(Stored records)

* * * * *

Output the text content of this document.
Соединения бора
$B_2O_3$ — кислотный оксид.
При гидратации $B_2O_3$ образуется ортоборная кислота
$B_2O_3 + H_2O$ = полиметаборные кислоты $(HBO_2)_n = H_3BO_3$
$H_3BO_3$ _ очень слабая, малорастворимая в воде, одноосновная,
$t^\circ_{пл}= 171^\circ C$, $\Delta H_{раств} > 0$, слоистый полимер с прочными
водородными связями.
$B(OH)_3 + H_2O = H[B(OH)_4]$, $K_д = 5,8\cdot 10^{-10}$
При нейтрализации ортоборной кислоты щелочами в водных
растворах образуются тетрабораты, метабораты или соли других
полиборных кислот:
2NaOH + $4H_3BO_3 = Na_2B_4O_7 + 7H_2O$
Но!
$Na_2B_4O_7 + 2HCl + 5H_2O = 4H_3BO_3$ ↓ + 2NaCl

* * * * *

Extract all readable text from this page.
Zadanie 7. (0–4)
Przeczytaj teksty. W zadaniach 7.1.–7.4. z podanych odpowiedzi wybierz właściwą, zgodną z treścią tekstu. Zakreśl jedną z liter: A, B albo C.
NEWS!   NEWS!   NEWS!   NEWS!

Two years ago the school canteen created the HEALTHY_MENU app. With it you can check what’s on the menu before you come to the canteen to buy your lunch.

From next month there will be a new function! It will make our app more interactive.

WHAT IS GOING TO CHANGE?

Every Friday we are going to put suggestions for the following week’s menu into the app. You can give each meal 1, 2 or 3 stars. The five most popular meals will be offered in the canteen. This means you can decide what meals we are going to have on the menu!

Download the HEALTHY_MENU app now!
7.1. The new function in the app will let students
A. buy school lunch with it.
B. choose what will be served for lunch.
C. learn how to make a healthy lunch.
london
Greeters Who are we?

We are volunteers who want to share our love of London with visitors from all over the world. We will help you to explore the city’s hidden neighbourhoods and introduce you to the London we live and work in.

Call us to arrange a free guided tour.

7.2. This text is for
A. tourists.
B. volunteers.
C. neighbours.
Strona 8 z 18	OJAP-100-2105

* * * * *

Copy each line that contains the word "lunch".

Solution for this exercise:
Two years ago the school canteen created the HEALTHY_MENU app. With it you can check what’s on the menu before you come to the canteen to buy your lunch.
A. buy school lunch with it.
B. choose what will be served for lunch.
C. learn how to make a healthy lunch.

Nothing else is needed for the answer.